__Instruction__. Every line below should be repeated exactly.

__Excerpted records__.
>>>>

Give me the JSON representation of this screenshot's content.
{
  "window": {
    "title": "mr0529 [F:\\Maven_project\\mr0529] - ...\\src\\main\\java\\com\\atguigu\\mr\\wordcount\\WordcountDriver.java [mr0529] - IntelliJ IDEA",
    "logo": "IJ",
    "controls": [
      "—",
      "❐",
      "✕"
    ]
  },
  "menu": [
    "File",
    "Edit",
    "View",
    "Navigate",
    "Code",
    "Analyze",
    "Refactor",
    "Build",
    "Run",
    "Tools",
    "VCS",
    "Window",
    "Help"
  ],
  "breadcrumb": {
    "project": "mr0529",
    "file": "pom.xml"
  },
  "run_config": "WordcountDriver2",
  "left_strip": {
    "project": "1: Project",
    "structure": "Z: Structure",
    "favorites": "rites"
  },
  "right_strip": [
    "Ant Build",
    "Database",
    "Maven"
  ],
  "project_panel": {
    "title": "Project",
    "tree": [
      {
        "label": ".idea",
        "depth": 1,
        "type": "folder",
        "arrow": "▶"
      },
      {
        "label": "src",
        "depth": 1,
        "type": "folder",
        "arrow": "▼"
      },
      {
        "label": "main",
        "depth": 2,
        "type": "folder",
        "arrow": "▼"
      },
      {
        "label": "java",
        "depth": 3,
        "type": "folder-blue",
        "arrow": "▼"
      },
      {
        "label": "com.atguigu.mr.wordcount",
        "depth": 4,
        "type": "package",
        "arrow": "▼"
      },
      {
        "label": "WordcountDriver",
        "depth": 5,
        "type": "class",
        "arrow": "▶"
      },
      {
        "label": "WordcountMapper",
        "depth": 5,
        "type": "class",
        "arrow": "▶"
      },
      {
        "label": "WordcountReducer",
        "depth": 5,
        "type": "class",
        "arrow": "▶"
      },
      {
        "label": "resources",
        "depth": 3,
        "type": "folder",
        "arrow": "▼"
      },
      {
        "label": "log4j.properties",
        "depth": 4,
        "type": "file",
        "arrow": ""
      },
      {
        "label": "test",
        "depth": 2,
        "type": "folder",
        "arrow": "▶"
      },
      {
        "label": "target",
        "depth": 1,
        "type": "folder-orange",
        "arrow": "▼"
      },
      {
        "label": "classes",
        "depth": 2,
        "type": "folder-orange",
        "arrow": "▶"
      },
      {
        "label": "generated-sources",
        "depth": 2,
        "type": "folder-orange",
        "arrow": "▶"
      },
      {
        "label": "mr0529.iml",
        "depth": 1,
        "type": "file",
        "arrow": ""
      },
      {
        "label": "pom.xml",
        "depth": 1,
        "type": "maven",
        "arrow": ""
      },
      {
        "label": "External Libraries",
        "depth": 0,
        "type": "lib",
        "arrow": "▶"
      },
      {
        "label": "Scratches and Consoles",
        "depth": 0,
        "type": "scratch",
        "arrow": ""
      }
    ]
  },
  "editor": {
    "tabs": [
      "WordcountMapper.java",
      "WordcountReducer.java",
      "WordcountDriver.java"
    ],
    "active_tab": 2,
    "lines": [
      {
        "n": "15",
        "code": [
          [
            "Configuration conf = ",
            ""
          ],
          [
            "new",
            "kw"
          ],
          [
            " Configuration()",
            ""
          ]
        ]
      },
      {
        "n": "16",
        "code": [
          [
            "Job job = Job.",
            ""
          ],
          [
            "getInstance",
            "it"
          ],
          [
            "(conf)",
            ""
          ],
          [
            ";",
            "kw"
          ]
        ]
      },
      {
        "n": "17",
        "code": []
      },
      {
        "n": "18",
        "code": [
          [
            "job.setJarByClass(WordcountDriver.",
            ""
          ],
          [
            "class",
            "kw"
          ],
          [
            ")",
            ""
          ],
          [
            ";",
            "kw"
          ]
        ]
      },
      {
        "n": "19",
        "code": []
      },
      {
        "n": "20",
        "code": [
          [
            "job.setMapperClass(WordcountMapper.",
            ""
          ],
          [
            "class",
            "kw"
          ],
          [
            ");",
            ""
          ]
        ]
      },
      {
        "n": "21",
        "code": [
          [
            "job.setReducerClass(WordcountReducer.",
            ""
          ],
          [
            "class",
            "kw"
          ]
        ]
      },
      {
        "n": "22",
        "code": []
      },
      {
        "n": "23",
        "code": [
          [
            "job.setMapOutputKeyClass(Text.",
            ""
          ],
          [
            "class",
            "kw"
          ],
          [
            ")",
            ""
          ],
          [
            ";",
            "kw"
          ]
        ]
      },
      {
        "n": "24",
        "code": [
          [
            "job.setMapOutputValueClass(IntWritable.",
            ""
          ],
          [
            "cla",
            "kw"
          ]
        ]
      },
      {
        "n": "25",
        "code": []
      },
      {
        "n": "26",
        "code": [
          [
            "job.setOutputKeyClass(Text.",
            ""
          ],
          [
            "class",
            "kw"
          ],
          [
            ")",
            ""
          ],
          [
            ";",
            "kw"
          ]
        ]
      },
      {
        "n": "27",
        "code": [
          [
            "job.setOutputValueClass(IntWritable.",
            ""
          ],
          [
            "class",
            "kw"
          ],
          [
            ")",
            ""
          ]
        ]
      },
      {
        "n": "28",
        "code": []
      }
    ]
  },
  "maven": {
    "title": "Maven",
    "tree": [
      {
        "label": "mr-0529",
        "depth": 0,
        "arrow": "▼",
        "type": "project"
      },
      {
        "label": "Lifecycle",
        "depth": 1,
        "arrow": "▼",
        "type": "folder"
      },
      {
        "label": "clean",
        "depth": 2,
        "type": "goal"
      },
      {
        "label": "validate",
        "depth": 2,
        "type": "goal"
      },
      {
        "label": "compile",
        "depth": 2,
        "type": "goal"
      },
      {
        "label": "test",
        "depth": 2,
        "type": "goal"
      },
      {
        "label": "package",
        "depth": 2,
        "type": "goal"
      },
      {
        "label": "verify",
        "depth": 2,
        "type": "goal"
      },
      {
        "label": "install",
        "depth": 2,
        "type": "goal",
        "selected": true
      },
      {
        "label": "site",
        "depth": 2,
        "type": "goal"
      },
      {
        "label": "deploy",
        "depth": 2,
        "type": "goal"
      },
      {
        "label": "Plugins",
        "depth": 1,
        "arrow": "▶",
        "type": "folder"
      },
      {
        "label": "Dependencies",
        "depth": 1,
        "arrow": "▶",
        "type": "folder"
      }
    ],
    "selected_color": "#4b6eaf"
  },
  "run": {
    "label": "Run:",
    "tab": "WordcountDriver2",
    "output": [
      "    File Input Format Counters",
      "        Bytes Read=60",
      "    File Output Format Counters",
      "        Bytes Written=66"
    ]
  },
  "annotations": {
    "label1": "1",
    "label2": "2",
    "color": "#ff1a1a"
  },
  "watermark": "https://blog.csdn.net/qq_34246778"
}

<<<<

__Task output__.
Give me the JSON representation of this screenshot's content.
{
  "window": {
    "title": "mr0529 [F:\\Maven_project\\mr0529] - ...\\src\\main\\java\\com\\atguigu\\mr\\wordcount\\WordcountDriver.java [mr0529] - IntelliJ IDEA",
    "logo": "IJ",
    "controls": [
      "—",
      "❐",
      "✕"
    ]
  },
  "menu": [
    "File",
    "Edit",
    "View",
    "Navigate",
    "Code",
    "Analyze",
    "Refactor",
    "Build",
    "Run",
    "Tools",
    "VCS",
    "Window",
    "Help"
  ],
  "breadcrumb": {
    "project": "mr0529",
    "file": "pom.xml"
  },
  "run_config": "WordcountDriver2",
  "left_strip": {
    "project": "1: Project",
    "structure": "Z: Structure",
    "favorites": "rites"
  },
  "right_strip": [
    "Ant Build",
    "Database",
    "Maven"
  ],
  "project_panel": {
    "title": "Project",
    "tree": [
      {
        "label": ".idea",
        "depth": 1,
        "type": "folder",
        "arrow": "▶"
      },
      {
        "label": "src",
        "depth": 1,
        "type": "folder",
        "arrow": "▼"
      },
      {
        "label": "main",
        "depth": 2,
        "type": "folder",
        "arrow": "▼"
      },
      {
        "label": "java",
        "depth": 3,
        "type": "folder-blue",
        "arrow": "▼"
      },
      {
        "label": "com.atguigu.mr.wordcount",
        "depth": 4,
        "type": "package",
        "arrow": "▼"
      },
      {
        "label": "WordcountDriver",
        "depth": 5,
        "type": "class",
        "arrow": "▶"
      },
      {
        "label": "WordcountMapper",
        "depth": 5,
        "type": "class",
        "arrow": "▶"
      },
      {
        "label": "WordcountReducer",
        "depth": 5,
        "type": "class",
        "arrow": "▶"
      },
      {
        "label": "resources",
        "depth": 3,
        "type": "folder",
        "arrow": "▼"
      },
      {
        "label": "log4j.properties",
        "depth": 4,
        "type": "file",
        "arrow": ""
      },
      {
        "label": "test",
        "depth": 2,
        "type": "folder",
        "arrow": "▶"
      },
      {
        "label": "target",
        "depth": 1,
        "type": "folder-orange",
        "arrow": "▼"
      },
      {
        "label": "classes",
        "depth": 2,
        "type": "folder-orange",
        "arrow": "▶"
      },
      {
        "label": "generated-sources",
        "depth": 2,
        "type": "folder-orange",
        "arrow": "▶"
      },
      {
        "label": "mr0529.iml",
        "depth": 1,
        "type": "file",
        "arrow": ""
      },
      {
        "label": "pom.xml",
        "depth": 1,
        "type": "maven",
        "arrow": ""
      },
      {
        "label": "External Libraries",
        "depth": 0,
        "type": "lib",
        "arrow": "▶"
      },
      {
        "label": "Scratches and Consoles",
        "depth": 0,
        "type": "scratch",
        "arrow": ""
      }
    ]
  },
  "editor": {
    "tabs": [
      "WordcountMapper.java",
      "WordcountReducer.java",
      "WordcountDriver.java"
    ],
    "active_tab": 2,
    "lines": [
      {
        "n": "15",
        "code": [
          [
            "Configuration conf = ",
            ""
          ],
          [
            "new",
            "kw"
          ],
          [
            " Configuration()",
            ""
          ]
        ]
      },
      {
        "n": "16",
        "code": [
          [
            "Job job = Job.",
            ""
          ],
          [
            "getInstance",
            "it"
          ],
          [
            "(conf)",
            ""
          ],
          [
            ";",
            "kw"
          ]
        ]
      },
      {
        "n": "17",
        "code": []
      },
      {
        "n": "18",
        "code": [
          [
            "job.setJarByClass(WordcountDriver.",
            ""
          ],
          [
            "class",
            "kw"
          ],
          [
            ")",
            ""
          ],
          [
            ";",
            "kw"
          ]
        ]
      },
      {
        "n": "19",
        "code": []
      },
      {
        "n": "20",
        "code": [
          [
            "job.setMapperClass(WordcountMapper.",
            ""
          ],
          [
            "class",
            "kw"
          ],
          [
            ");",
            ""
          ]
        ]
      },
      {
        "n": "21",
        "code": [
          [
            "job.setReducerClass(WordcountReducer.",
            ""
          ],
          [
            "class",
            "kw"
          ]
        ]
      },
      {
        "n": "22",
        "code": []
      },
      {
        "n": "23",
        "code": [
          [
            "job.setMapOutputKeyClass(Text.",
            ""
          ],
          [
            "class",
            "kw"
          ],
          [
            ")",
            ""
          ],
          [
            ";",
            "kw"
          ]
        ]
      },
      {
        "n": "24",
        "code": [
          [
            "job.setMapOutputValueClass(IntWritable.",
            ""
          ],
          [
            "cla",
            "kw"
          ]
        ]
      },
      {
        "n": "25",
        "code": []
      },
      {
        "n": "26",
        "code": [
          [
            "job.setOutputKeyClass(Text.",
            ""
          ],
          [
            "class",
            "kw"
          ],
          [
            ")",
            ""
          ],
          [
            ";",
            "kw"
          ]
        ]
      },
      {
        "n": "27",
        "code": [
          [
            "job.setOutputValueClass(IntWritable.",
            ""
          ],
          [
            "class",
            "kw"
          ],
          [
            ")",
            ""
          ]
        ]
      },
      {
        "n": "28",
        "code": []
      }
    ]
  },
  "maven": {
    "title": "Maven",
    "tree": [
      {
        "label": "mr-0529",
        "depth": 0,
        "arrow": "▼",
        "type": "project"
      },
      {
        "label": "Lifecycle",
        "depth": 1,
        "arrow": "▼",
        "type": "folder"
      },
      {
        "label": "clean",
        "depth": 2,
        "type": "goal"
      },
      {
        "label": "validate",
        "depth": 2,
        "type": "goal"
      },
      {
        "label": "compile",
        "depth": 2,
        "type": "goal"
      },
      {
        "label": "test",
        "depth": 2,
        "type": "goal"
      },
      {
        "label": "package",
        "depth": 2,
        "type": "goal"
      },
      {
        "label": "verify",
        "depth": 2,
        "type": "goal"
      },
      {
        "label": "install",
        "depth": 2,
        "type": "goal",
        "selected": true
      },
      {
        "label": "site",
        "depth": 2,
        "type": "goal"
      },
      {
        "label": "deploy",
        "depth": 2,
        "type": "goal"
      },
      {
        "label": "Plugins",
        "depth": 1,
        "arrow": "▶",
        "type": "folder"
      },
      {
        "label": "Dependencies",
        "depth": 1,
        "arrow": "▶",
        "type": "folder"
      }
    ],
    "selected_color": "#4b6eaf"
  },
  "run": {
    "label": "Run:",
    "tab": "WordcountDriver2",
    "output": [
      "    File Input Format Counters",
      "        Bytes Read=60",
      "    File Output Format Counters",
      "        Bytes Written=66"
    ]
  },
  "annotations": {
    "label1": "1",
    "label2": "2",
    "color": "#ff1a1a"
  },
  "watermark": "https://blog.csdn.net/qq_34246778"
}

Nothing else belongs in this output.